Task instructions - Looking at the listing beneath, work out how many lines hold "your" and report only that figure.

Collected data -

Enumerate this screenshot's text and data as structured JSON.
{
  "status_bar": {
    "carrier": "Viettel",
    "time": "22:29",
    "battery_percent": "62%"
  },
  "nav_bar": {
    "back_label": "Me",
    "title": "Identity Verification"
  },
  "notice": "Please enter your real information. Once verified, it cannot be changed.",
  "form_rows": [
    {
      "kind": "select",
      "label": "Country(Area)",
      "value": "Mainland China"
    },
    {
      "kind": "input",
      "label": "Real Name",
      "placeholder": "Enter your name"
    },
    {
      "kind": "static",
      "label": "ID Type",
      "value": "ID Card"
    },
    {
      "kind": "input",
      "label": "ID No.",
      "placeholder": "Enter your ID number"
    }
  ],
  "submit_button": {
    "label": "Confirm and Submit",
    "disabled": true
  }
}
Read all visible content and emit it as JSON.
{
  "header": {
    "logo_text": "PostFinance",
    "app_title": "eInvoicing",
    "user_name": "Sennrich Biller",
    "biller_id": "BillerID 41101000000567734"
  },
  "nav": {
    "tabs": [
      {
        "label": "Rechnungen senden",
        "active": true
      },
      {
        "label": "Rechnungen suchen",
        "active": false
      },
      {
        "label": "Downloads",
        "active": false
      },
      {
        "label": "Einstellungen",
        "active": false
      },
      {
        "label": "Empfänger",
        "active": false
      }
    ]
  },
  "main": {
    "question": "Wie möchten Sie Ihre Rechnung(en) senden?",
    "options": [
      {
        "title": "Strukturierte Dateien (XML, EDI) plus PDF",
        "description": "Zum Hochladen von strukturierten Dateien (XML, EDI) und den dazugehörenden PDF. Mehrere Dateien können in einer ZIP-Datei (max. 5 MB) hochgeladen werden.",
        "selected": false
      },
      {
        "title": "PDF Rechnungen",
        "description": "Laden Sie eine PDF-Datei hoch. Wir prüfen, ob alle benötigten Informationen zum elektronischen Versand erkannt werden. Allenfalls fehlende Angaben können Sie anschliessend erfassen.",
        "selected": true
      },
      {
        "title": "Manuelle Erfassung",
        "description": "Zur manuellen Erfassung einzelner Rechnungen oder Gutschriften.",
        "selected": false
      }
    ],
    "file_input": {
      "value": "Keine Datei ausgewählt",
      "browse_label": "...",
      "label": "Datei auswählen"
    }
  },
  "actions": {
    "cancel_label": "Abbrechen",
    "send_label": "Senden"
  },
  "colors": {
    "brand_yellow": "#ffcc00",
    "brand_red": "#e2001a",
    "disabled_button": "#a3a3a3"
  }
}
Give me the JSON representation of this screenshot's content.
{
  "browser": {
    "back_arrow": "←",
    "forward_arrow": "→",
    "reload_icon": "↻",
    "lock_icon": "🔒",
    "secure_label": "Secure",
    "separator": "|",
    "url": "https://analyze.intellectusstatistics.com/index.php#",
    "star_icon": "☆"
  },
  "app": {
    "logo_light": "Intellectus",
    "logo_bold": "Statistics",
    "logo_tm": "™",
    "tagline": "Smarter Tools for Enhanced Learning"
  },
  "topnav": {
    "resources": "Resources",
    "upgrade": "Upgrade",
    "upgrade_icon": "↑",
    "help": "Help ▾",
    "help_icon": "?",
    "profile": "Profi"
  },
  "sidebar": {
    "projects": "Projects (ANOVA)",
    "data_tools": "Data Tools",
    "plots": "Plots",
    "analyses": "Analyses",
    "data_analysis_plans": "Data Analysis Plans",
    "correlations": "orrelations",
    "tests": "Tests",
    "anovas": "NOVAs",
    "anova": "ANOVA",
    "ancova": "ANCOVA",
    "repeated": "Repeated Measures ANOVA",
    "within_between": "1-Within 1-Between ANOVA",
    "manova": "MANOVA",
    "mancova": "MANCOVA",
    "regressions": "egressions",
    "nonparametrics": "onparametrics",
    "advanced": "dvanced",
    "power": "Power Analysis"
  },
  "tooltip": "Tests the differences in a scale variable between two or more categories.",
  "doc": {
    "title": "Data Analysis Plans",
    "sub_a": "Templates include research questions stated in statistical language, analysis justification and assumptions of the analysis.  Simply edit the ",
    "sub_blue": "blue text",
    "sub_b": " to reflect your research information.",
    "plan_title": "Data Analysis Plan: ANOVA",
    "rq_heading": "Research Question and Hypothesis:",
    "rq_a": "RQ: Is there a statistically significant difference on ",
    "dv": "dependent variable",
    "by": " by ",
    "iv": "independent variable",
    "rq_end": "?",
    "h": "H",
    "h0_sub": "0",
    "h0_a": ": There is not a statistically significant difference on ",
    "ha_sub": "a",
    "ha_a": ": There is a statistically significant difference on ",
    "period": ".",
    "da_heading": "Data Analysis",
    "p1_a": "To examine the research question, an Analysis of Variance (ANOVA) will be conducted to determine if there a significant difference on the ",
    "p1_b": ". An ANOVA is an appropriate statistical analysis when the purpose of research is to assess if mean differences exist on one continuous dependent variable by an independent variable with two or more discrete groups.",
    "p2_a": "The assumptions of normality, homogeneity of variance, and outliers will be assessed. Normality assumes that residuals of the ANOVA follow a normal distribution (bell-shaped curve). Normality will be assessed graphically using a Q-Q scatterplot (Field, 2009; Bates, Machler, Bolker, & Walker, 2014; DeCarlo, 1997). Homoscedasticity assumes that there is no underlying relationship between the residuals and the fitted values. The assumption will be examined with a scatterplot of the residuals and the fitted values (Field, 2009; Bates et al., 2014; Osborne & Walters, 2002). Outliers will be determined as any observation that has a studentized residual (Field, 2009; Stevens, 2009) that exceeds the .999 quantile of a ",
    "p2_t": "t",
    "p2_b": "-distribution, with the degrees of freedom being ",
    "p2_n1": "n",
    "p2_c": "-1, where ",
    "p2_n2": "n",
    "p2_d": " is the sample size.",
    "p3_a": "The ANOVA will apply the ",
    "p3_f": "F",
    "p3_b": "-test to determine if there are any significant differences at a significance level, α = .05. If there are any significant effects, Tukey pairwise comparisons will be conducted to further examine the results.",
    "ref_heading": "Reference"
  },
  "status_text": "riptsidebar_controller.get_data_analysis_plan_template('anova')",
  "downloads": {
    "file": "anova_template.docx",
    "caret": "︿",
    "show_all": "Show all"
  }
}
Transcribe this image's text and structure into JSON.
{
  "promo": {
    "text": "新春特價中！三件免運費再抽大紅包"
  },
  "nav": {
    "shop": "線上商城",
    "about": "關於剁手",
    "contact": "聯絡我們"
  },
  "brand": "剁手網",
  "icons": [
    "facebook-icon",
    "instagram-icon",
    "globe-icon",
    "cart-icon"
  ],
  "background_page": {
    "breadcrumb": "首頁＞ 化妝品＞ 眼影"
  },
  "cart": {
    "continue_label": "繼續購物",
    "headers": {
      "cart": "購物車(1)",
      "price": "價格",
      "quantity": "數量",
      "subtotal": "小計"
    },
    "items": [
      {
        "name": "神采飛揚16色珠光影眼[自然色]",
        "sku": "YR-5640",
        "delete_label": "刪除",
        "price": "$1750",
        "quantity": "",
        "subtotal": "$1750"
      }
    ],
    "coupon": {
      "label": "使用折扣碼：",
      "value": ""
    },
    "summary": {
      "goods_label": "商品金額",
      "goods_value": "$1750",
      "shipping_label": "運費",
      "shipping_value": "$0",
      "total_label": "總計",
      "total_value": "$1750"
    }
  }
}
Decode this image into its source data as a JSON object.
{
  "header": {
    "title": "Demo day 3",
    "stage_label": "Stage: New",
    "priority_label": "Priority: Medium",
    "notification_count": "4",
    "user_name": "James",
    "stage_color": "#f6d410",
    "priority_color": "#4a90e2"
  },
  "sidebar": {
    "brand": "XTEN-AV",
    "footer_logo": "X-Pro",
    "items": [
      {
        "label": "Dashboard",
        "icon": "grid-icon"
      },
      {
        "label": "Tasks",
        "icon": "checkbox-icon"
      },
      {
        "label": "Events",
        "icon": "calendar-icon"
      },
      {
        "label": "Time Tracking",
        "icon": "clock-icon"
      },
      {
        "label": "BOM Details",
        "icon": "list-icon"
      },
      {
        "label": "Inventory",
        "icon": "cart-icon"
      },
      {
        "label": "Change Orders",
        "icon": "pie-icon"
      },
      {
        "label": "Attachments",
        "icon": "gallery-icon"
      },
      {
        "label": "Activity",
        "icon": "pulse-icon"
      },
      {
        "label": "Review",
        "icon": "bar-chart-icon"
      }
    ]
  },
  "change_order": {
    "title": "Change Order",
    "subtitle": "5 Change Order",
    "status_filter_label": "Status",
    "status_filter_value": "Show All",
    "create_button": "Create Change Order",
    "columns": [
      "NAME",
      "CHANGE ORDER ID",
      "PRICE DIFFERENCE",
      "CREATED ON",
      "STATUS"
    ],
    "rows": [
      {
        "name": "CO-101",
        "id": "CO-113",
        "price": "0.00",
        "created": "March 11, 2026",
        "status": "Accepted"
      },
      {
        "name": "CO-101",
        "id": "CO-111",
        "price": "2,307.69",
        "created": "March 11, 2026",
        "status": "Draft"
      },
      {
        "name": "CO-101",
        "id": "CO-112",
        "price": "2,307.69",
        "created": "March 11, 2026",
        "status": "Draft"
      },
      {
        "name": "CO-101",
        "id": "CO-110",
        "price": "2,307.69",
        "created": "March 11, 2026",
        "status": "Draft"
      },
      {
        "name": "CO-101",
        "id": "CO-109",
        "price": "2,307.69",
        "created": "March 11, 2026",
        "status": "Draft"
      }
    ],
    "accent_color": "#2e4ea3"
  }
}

Final result - 4